Saved data entries =
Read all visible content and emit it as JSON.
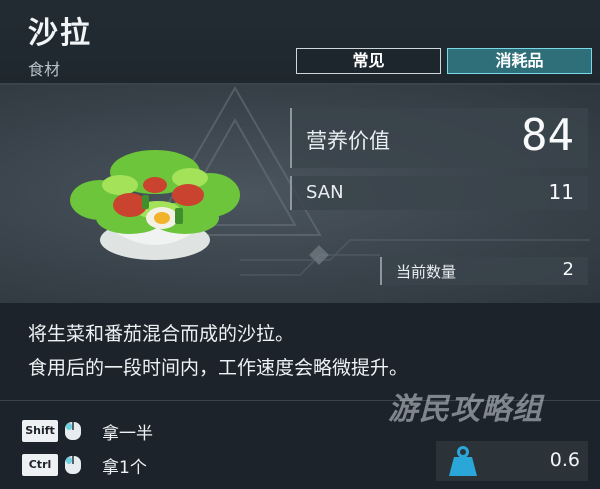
{
  "item": {
    "name": "沙拉",
    "type": "食材",
    "rarity": "常见",
    "category": "消耗品"
  },
  "stats": {
    "nutrition_label": "营养价值",
    "nutrition_value": "84",
    "san_label": "SAN",
    "san_value": "11",
    "quantity_label": "当前数量",
    "quantity_value": "2"
  },
  "description": {
    "line1": "将生菜和番茄混合而成的沙拉。",
    "line2": "食用后的一段时间内，工作速度会略微提升。"
  },
  "controls": [
    {
      "key": "Shift",
      "action": "拿一半"
    },
    {
      "key": "Ctrl",
      "action": "拿1个"
    }
  ],
  "weight": {
    "value": "0.6",
    "icon": "weight-icon"
  },
  "watermark": "游民攻略组",
  "colors": {
    "category_tag": "#2f6f7a",
    "accent": "#7ad9e6",
    "weight_icon": "#2aa7d8"
  }
}
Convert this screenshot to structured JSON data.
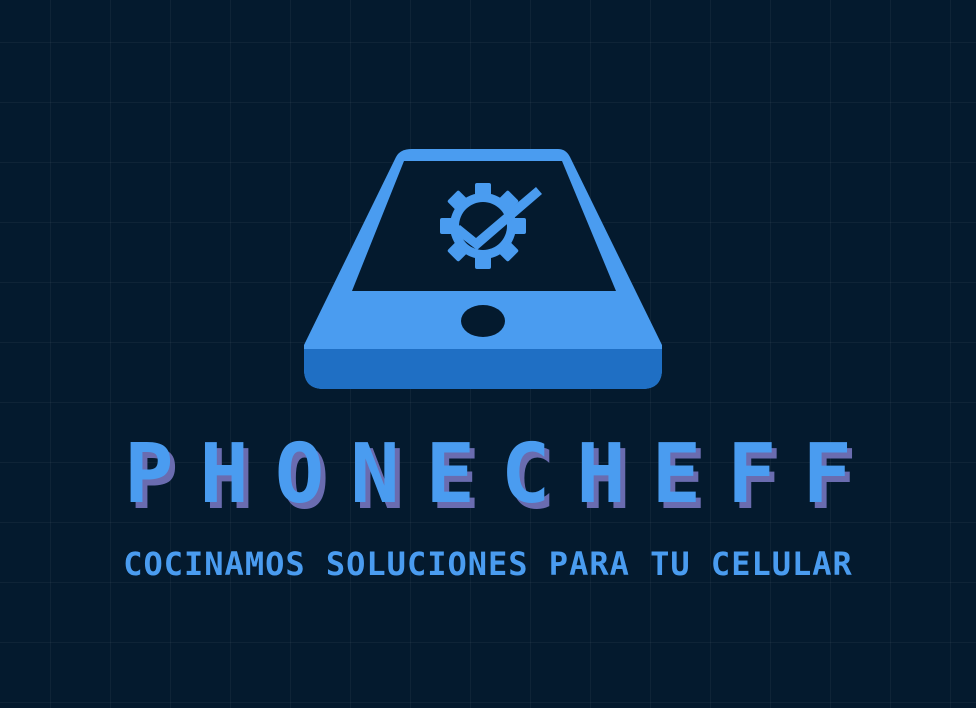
{
  "brand": {
    "name": "PHONECHEFF",
    "tagline": "COCINAMOS SOLUCIONES PARA TU CELULAR"
  },
  "icons": {
    "main": "phone-gear-check-icon",
    "gear": "gear-icon",
    "check": "check-icon",
    "home_button": "home-button-icon"
  },
  "colors": {
    "background": "#041a2e",
    "primary": "#4a9cf0",
    "primary_dark": "#1f6fc4",
    "shadow": "#6a6cb0"
  }
}
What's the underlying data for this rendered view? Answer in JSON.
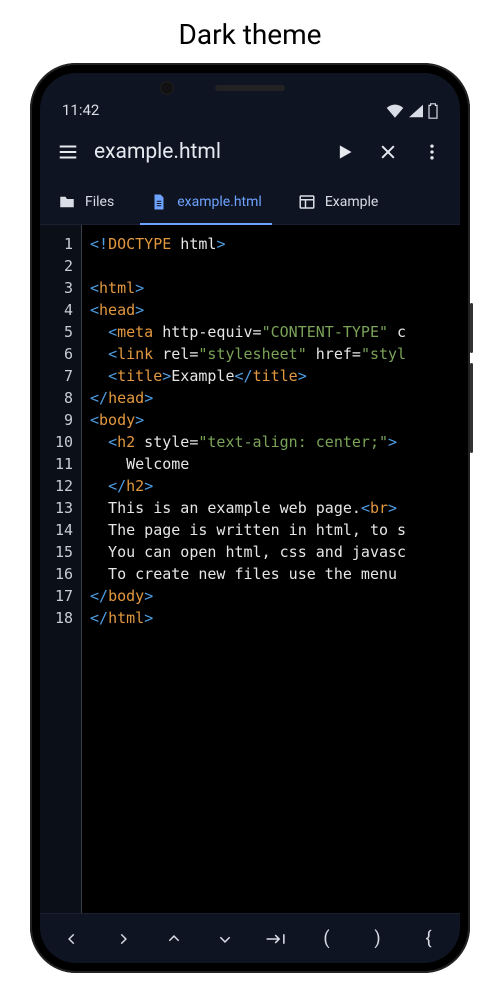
{
  "caption": "Dark theme",
  "status": {
    "time": "11:42"
  },
  "appbar": {
    "title": "example.html",
    "menu_icon": "menu",
    "play_icon": "play",
    "close_icon": "close",
    "more_icon": "more-vert"
  },
  "tabs": [
    {
      "id": "files",
      "label": "Files",
      "icon": "folder",
      "active": false
    },
    {
      "id": "example",
      "label": "example.html",
      "icon": "file",
      "active": true
    },
    {
      "id": "preview",
      "label": "Example",
      "icon": "preview",
      "active": false
    }
  ],
  "code": [
    {
      "n": 1,
      "tokens": [
        [
          "p",
          "<!"
        ],
        [
          "t",
          "DOCTYPE"
        ],
        [
          "a",
          " html"
        ],
        [
          "p",
          ">"
        ]
      ]
    },
    {
      "n": 2,
      "tokens": []
    },
    {
      "n": 3,
      "tokens": [
        [
          "p",
          "<"
        ],
        [
          "t",
          "html"
        ],
        [
          "p",
          ">"
        ]
      ]
    },
    {
      "n": 4,
      "tokens": [
        [
          "p",
          "<"
        ],
        [
          "t",
          "head"
        ],
        [
          "p",
          ">"
        ]
      ]
    },
    {
      "n": 5,
      "tokens": [
        [
          "tx",
          "  "
        ],
        [
          "p",
          "<"
        ],
        [
          "t",
          "meta"
        ],
        [
          "a",
          " http-equiv="
        ],
        [
          "s",
          "\"CONTENT-TYPE\""
        ],
        [
          "a",
          " c"
        ]
      ]
    },
    {
      "n": 6,
      "tokens": [
        [
          "tx",
          "  "
        ],
        [
          "p",
          "<"
        ],
        [
          "t",
          "link"
        ],
        [
          "a",
          " rel="
        ],
        [
          "s",
          "\"stylesheet\""
        ],
        [
          "a",
          " href="
        ],
        [
          "s",
          "\"styl"
        ]
      ]
    },
    {
      "n": 7,
      "tokens": [
        [
          "tx",
          "  "
        ],
        [
          "p",
          "<"
        ],
        [
          "t",
          "title"
        ],
        [
          "p",
          ">"
        ],
        [
          "tx",
          "Example"
        ],
        [
          "p",
          "</"
        ],
        [
          "t",
          "title"
        ],
        [
          "p",
          ">"
        ]
      ]
    },
    {
      "n": 8,
      "tokens": [
        [
          "p",
          "</"
        ],
        [
          "t",
          "head"
        ],
        [
          "p",
          ">"
        ]
      ]
    },
    {
      "n": 9,
      "tokens": [
        [
          "p",
          "<"
        ],
        [
          "t",
          "body"
        ],
        [
          "p",
          ">"
        ]
      ]
    },
    {
      "n": 10,
      "tokens": [
        [
          "tx",
          "  "
        ],
        [
          "p",
          "<"
        ],
        [
          "t",
          "h2"
        ],
        [
          "a",
          " style="
        ],
        [
          "s",
          "\"text-align: center;\""
        ],
        [
          "p",
          ">"
        ]
      ]
    },
    {
      "n": 11,
      "tokens": [
        [
          "tx",
          "    Welcome"
        ]
      ]
    },
    {
      "n": 12,
      "tokens": [
        [
          "tx",
          "  "
        ],
        [
          "p",
          "</"
        ],
        [
          "t",
          "h2"
        ],
        [
          "p",
          ">"
        ]
      ]
    },
    {
      "n": 13,
      "tokens": [
        [
          "tx",
          "  This is an example web page."
        ],
        [
          "p",
          "<"
        ],
        [
          "t",
          "br"
        ],
        [
          "p",
          ">"
        ]
      ]
    },
    {
      "n": 14,
      "tokens": [
        [
          "tx",
          "  The page is written in html, to s"
        ]
      ]
    },
    {
      "n": 15,
      "tokens": [
        [
          "tx",
          "  You can open html, css and javasc"
        ]
      ]
    },
    {
      "n": 16,
      "tokens": [
        [
          "tx",
          "  To create new files use the menu "
        ]
      ]
    },
    {
      "n": 17,
      "tokens": [
        [
          "p",
          "</"
        ],
        [
          "t",
          "body"
        ],
        [
          "p",
          ">"
        ]
      ]
    },
    {
      "n": 18,
      "tokens": [
        [
          "p",
          "</"
        ],
        [
          "t",
          "html"
        ],
        [
          "p",
          ">"
        ]
      ]
    }
  ],
  "bottom_keys": [
    {
      "id": "left",
      "glyph": "‹"
    },
    {
      "id": "right",
      "glyph": "›"
    },
    {
      "id": "up",
      "glyph": "˄"
    },
    {
      "id": "down",
      "glyph": "˅"
    },
    {
      "id": "tab",
      "glyph": "→|"
    },
    {
      "id": "lparen",
      "glyph": "("
    },
    {
      "id": "rparen",
      "glyph": ")"
    },
    {
      "id": "lbrace",
      "glyph": "{"
    }
  ]
}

Task objective = Output the data exactly. Pictures don't belong in the result.

Solution to this task =
Read all visible content and emit it as JSON.
{
  "item": {
    "name": "沙拉",
    "type": "食材",
    "rarity": "常见",
    "category": "消耗品"
  },
  "stats": {
    "nutrition_label": "营养价值",
    "nutrition_value": "84",
    "san_label": "SAN",
    "san_value": "11",
    "quantity_label": "当前数量",
    "quantity_value": "2"
  },
  "description": {
    "line1": "将生菜和番茄混合而成的沙拉。",
    "line2": "食用后的一段时间内，工作速度会略微提升。"
  },
  "controls": [
    {
      "key": "Shift",
      "action": "拿一半"
    },
    {
      "key": "Ctrl",
      "action": "拿1个"
    }
  ],
  "weight": {
    "value": "0.6",
    "icon": "weight-icon"
  },
  "watermark": "游民攻略组",
  "colors": {
    "category_tag": "#2f6f7a",
    "accent": "#7ad9e6",
    "weight_icon": "#2aa7d8"
  }
}
Convert this screenshot to structured JSON data.
{
  "brand": {
    "name": "PHONECHEFF",
    "tagline": "COCINAMOS SOLUCIONES PARA TU CELULAR"
  },
  "icons": {
    "main": "phone-gear-check-icon",
    "gear": "gear-icon",
    "check": "check-icon",
    "home_button": "home-button-icon"
  },
  "colors": {
    "background": "#041a2e",
    "primary": "#4a9cf0",
    "primary_dark": "#1f6fc4",
    "shadow": "#6a6cb0"
  }
}
What's the underlying data for this rendered view? Answer in JSON.
{
  "caption": "Dark theme",
  "status": {
    "time": "11:42"
  },
  "appbar": {
    "title": "example.html",
    "menu_icon": "menu",
    "play_icon": "play",
    "close_icon": "close",
    "more_icon": "more-vert"
  },
  "tabs": [
    {
      "id": "files",
      "label": "Files",
      "icon": "folder",
      "active": false
    },
    {
      "id": "example",
      "label": "example.html",
      "icon": "file",
      "active": true
    },
    {
      "id": "preview",
      "label": "Example",
      "icon": "preview",
      "active": false
    }
  ],
  "code": [
    {
      "n": 1,
      "tokens": [
        [
          "p",
          "<!"
        ],
        [
          "t",
          "DOCTYPE"
        ],
        [
          "a",
          " html"
        ],
        [
          "p",
          ">"
        ]
      ]
    },
    {
      "n": 2,
      "tokens": []
    },
    {
      "n": 3,
      "tokens": [
        [
          "p",
          "<"
        ],
        [
          "t",
          "html"
        ],
        [
          "p",
          ">"
        ]
      ]
    },
    {
      "n": 4,
      "tokens": [
        [
          "p",
          "<"
        ],
        [
          "t",
          "head"
        ],
        [
          "p",
          ">"
        ]
      ]
    },
    {
      "n": 5,
      "tokens": [
        [
          "tx",
          "  "
        ],
        [
          "p",
          "<"
        ],
        [
          "t",
          "meta"
        ],
        [
          "a",
          " http-equiv="
        ],
        [
          "s",
          "\"CONTENT-TYPE\""
        ],
        [
          "a",
          " c"
        ]
      ]
    },
    {
      "n": 6,
      "tokens": [
        [
          "tx",
          "  "
        ],
        [
          "p",
          "<"
        ],
        [
          "t",
          "link"
        ],
        [
          "a",
          " rel="
        ],
        [
          "s",
          "\"stylesheet\""
        ],
        [
          "a",
          " href="
        ],
        [
          "s",
          "\"styl"
        ]
      ]
    },
    {
      "n": 7,
      "tokens": [
        [
          "tx",
          "  "
        ],
        [
          "p",
          "<"
        ],
        [
          "t",
          "title"
        ],
        [
          "p",
          ">"
        ],
        [
          "tx",
          "Example"
        ],
        [
          "p",
          "</"
        ],
        [
          "t",
          "title"
        ],
        [
          "p",
          ">"
        ]
      ]
    },
    {
      "n": 8,
      "tokens": [
        [
          "p",
          "</"
        ],
        [
          "t",
          "head"
        ],
        [
          "p",
          ">"
        ]
      ]
    },
    {
      "n": 9,
      "tokens": [
        [
          "p",
          "<"
        ],
        [
          "t",
          "body"
        ],
        [
          "p",
          ">"
        ]
      ]
    },
    {
      "n": 10,
      "tokens": [
        [
          "tx",
          "  "
        ],
        [
          "p",
          "<"
        ],
        [
          "t",
          "h2"
        ],
        [
          "a",
          " style="
        ],
        [
          "s",
          "\"text-align: center;\""
        ],
        [
          "p",
          ">"
        ]
      ]
    },
    {
      "n": 11,
      "tokens": [
        [
          "tx",
          "    Welcome"
        ]
      ]
    },
    {
      "n": 12,
      "tokens": [
        [
          "tx",
          "  "
        ],
        [
          "p",
          "</"
        ],
        [
          "t",
          "h2"
        ],
        [
          "p",
          ">"
        ]
      ]
    },
    {
      "n": 13,
      "tokens": [
        [
          "tx",
          "  This is an example web page."
        ],
        [
          "p",
          "<"
        ],
        [
          "t",
          "br"
        ],
        [
          "p",
          ">"
        ]
      ]
    },
    {
      "n": 14,
      "tokens": [
        [
          "tx",
          "  The page is written in html, to s"
        ]
      ]
    },
    {
      "n": 15,
      "tokens": [
        [
          "tx",
          "  You can open html, css and javasc"
        ]
      ]
    },
    {
      "n": 16,
      "tokens": [
        [
          "tx",
          "  To create new files use the menu "
        ]
      ]
    },
    {
      "n": 17,
      "tokens": [
        [
          "p",
          "</"
        ],
        [
          "t",
          "body"
        ],
        [
          "p",
          ">"
        ]
      ]
    },
    {
      "n": 18,
      "tokens": [
        [
          "p",
          "</"
        ],
        [
          "t",
          "html"
        ],
        [
          "p",
          ">"
        ]
      ]
    }
  ],
  "bottom_keys": [
    {
      "id": "left",
      "glyph": "‹"
    },
    {
      "id": "right",
      "glyph": "›"
    },
    {
      "id": "up",
      "glyph": "˄"
    },
    {
      "id": "down",
      "glyph": "˅"
    },
    {
      "id": "tab",
      "glyph": "→|"
    },
    {
      "id": "lparen",
      "glyph": "("
    },
    {
      "id": "rparen",
      "glyph": ")"
    },
    {
      "id": "lbrace",
      "glyph": "{"
    }
  ]
}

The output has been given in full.